■ Task details: Reproduce the records below from their first line up to and including the line with "cell-col5: 36000 00000: [1075, 456, 1208, 482]".

+++ Data records

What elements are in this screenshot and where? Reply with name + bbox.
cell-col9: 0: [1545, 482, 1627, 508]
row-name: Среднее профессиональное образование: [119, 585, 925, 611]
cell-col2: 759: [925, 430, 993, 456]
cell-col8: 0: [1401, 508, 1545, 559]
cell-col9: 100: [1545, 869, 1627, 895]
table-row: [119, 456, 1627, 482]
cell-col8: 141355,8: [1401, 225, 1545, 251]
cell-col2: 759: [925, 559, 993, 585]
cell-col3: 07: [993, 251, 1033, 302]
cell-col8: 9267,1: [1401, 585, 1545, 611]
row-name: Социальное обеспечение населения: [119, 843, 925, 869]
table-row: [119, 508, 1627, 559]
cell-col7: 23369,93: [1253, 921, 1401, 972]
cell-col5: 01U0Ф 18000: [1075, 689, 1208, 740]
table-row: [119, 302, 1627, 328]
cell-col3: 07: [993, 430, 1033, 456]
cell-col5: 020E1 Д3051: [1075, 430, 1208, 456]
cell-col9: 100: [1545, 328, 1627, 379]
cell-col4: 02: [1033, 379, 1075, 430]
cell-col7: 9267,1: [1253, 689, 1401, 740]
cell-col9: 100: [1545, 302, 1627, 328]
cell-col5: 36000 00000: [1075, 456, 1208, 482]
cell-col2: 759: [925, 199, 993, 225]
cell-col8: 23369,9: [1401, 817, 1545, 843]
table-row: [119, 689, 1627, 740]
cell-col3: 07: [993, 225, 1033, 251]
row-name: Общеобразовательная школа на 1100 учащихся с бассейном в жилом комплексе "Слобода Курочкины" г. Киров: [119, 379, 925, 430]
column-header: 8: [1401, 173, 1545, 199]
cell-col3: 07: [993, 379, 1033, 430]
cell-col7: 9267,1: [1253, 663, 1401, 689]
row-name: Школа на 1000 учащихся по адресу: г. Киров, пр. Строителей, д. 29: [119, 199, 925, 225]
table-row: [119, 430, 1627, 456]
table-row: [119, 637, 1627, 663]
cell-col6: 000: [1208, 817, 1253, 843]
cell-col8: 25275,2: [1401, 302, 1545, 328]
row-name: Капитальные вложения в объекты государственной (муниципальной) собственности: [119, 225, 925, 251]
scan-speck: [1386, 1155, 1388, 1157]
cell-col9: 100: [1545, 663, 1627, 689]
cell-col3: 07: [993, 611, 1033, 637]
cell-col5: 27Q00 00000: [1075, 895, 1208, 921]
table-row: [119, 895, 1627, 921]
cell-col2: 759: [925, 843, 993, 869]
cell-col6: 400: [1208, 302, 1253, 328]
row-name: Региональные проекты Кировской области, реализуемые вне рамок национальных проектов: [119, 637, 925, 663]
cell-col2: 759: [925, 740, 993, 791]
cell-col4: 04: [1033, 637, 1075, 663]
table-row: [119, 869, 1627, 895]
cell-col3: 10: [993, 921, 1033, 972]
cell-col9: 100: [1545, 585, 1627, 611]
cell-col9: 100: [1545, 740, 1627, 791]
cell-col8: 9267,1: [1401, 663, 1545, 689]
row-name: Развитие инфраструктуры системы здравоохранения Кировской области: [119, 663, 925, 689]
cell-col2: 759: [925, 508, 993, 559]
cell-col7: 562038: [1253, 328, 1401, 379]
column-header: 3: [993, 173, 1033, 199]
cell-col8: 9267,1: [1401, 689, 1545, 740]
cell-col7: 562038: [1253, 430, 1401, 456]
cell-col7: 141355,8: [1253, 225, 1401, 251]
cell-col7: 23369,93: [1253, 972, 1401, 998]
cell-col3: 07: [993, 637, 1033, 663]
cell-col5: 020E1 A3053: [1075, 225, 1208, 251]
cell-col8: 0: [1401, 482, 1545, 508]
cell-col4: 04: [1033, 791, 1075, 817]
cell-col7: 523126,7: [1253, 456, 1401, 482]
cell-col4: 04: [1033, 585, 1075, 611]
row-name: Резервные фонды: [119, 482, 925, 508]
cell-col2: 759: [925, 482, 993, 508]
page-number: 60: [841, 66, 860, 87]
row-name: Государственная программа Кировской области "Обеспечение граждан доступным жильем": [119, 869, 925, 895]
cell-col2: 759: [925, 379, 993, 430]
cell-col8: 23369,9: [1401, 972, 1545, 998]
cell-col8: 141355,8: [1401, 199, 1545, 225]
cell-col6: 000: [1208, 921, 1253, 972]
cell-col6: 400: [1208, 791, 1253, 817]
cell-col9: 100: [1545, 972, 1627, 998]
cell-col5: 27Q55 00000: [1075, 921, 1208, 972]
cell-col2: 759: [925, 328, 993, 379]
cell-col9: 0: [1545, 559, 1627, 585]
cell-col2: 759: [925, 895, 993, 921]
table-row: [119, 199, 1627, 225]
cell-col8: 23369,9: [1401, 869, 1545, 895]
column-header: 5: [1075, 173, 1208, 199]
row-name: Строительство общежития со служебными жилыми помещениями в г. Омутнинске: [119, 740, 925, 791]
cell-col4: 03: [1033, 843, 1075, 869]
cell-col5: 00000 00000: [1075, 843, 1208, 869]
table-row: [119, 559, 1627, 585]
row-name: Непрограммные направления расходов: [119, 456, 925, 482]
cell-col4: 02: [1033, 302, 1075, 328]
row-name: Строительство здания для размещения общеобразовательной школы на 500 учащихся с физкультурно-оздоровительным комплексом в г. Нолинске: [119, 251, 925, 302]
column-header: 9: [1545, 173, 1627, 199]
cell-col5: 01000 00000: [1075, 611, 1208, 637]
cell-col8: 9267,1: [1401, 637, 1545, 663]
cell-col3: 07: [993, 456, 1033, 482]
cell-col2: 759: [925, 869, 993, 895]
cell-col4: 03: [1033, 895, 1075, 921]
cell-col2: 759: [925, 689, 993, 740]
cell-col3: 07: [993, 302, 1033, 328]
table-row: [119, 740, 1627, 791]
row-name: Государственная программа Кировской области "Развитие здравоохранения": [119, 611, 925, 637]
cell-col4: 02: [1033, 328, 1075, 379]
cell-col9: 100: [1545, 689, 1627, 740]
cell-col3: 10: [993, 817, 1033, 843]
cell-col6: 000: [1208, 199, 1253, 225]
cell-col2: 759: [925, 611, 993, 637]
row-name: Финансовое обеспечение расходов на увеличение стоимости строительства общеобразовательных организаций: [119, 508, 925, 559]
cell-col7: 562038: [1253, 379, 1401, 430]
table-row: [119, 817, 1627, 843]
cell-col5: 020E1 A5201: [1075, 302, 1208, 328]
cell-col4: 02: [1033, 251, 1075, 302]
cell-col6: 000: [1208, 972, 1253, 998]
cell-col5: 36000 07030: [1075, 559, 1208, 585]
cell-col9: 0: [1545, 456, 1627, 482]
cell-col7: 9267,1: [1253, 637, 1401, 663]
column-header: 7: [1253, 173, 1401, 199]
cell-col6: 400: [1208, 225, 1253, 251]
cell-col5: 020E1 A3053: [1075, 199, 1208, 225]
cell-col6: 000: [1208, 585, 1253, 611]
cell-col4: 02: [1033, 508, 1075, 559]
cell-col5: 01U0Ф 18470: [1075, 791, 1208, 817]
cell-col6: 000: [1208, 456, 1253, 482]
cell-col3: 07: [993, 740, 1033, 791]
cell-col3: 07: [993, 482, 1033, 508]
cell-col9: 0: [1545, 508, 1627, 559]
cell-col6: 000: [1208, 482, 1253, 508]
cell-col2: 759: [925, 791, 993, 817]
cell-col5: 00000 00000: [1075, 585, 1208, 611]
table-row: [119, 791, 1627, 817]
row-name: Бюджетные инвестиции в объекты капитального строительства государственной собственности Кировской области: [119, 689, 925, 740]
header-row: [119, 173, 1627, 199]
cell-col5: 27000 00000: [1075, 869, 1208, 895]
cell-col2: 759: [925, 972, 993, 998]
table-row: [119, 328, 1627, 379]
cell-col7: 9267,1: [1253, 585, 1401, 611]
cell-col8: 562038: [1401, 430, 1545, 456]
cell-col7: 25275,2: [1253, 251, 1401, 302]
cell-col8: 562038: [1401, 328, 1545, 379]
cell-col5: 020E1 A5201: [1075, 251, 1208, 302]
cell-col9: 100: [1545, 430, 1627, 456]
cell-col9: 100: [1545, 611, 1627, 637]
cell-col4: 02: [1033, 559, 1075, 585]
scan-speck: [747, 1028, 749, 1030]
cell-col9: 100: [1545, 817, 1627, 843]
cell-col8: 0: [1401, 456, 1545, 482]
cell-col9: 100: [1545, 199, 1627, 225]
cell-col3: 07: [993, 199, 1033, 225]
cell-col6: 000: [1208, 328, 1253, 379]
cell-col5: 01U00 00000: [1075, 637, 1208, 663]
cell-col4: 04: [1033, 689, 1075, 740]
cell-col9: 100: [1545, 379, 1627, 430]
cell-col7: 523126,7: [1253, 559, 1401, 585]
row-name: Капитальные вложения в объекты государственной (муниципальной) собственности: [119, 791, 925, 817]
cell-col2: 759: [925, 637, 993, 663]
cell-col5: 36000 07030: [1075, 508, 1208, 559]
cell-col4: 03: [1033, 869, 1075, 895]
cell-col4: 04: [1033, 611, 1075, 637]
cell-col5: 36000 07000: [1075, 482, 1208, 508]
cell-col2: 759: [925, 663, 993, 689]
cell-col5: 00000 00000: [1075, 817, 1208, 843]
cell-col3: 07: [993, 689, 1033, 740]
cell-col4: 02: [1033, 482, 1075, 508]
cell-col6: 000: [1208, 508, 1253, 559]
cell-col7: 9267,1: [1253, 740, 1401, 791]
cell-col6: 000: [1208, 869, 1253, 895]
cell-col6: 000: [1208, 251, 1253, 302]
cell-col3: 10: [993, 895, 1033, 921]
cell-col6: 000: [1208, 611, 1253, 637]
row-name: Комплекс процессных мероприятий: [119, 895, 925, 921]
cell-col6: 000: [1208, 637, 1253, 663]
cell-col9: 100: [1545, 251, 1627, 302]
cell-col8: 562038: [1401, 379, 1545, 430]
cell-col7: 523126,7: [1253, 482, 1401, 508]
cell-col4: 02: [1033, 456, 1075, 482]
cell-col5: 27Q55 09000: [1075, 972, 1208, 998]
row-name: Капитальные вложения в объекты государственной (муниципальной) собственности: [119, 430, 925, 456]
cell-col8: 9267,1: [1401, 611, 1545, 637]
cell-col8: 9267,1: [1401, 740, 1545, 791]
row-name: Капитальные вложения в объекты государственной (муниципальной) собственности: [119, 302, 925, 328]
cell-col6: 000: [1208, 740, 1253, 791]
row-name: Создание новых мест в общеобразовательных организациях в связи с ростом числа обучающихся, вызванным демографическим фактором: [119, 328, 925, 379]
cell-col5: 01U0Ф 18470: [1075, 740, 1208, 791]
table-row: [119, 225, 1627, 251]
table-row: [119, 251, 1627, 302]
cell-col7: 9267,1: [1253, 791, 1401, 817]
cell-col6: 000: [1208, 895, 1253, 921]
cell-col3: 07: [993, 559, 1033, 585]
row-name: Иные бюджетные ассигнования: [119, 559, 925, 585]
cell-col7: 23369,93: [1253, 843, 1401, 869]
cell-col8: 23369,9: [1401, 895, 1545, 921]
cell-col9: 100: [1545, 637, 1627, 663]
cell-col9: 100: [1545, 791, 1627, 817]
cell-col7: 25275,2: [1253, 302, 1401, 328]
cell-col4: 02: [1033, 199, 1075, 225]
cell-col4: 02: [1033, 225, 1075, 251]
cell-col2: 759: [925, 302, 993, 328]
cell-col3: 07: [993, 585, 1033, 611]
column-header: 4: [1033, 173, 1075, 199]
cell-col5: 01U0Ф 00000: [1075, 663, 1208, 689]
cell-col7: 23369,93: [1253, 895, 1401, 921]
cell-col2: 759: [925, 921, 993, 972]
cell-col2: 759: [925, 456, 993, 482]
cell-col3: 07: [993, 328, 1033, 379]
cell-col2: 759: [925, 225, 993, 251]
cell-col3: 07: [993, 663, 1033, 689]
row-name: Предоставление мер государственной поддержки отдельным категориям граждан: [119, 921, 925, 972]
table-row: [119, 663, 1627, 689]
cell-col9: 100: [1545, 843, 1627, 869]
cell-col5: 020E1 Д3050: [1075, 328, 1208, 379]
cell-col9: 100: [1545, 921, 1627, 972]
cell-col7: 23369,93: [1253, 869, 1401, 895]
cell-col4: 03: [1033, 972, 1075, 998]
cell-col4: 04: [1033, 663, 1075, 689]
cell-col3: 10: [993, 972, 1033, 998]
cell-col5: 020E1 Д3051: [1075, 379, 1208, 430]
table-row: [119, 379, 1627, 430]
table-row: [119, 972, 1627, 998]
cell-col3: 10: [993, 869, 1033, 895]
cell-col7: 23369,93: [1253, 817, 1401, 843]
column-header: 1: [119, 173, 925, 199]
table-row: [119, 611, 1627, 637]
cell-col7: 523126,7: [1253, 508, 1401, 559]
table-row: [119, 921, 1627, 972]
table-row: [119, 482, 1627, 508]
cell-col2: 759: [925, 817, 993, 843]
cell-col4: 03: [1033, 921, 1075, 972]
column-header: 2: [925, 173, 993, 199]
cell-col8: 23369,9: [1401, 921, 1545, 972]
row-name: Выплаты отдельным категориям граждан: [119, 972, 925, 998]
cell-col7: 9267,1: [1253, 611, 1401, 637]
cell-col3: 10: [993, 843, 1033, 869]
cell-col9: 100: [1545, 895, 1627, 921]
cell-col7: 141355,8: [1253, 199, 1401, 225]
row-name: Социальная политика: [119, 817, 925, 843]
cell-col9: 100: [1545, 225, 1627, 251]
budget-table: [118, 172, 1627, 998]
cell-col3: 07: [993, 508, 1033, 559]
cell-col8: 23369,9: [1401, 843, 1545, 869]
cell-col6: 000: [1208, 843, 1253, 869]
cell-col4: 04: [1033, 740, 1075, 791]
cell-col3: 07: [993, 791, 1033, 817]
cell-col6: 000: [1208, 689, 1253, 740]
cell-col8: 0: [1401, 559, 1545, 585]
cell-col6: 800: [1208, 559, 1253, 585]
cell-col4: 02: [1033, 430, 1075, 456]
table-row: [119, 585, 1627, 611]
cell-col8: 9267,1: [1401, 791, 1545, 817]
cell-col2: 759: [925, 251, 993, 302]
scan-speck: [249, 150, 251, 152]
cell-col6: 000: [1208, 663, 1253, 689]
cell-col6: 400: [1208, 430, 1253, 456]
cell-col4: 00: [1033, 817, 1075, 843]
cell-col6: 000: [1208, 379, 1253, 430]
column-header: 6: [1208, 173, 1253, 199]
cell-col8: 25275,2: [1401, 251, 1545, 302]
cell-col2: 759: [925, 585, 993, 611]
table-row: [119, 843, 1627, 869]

++++++

■ The completed task:
What elements are in this screenshot and where? Reply with name + bbox.
cell-col9: 0: [1545, 482, 1627, 508]
row-name: Среднее профессиональное образование: [119, 585, 925, 611]
cell-col2: 759: [925, 430, 993, 456]
cell-col8: 0: [1401, 508, 1545, 559]
cell-col9: 100: [1545, 869, 1627, 895]
table-row: [119, 456, 1627, 482]
cell-col8: 141355,8: [1401, 225, 1545, 251]
cell-col2: 759: [925, 559, 993, 585]
cell-col3: 07: [993, 251, 1033, 302]
cell-col8: 9267,1: [1401, 585, 1545, 611]
row-name: Социальное обеспечение населения: [119, 843, 925, 869]
table-row: [119, 508, 1627, 559]
cell-col7: 23369,93: [1253, 921, 1401, 972]
cell-col5: 01U0Ф 18000: [1075, 689, 1208, 740]
table-row: [119, 302, 1627, 328]
cell-col3: 07: [993, 430, 1033, 456]
cell-col5: 020E1 Д3051: [1075, 430, 1208, 456]
cell-col9: 100: [1545, 328, 1627, 379]
cell-col4: 02: [1033, 379, 1075, 430]
cell-col7: 9267,1: [1253, 689, 1401, 740]
cell-col9: 100: [1545, 302, 1627, 328]
cell-col5: 36000 00000: [1075, 456, 1208, 482]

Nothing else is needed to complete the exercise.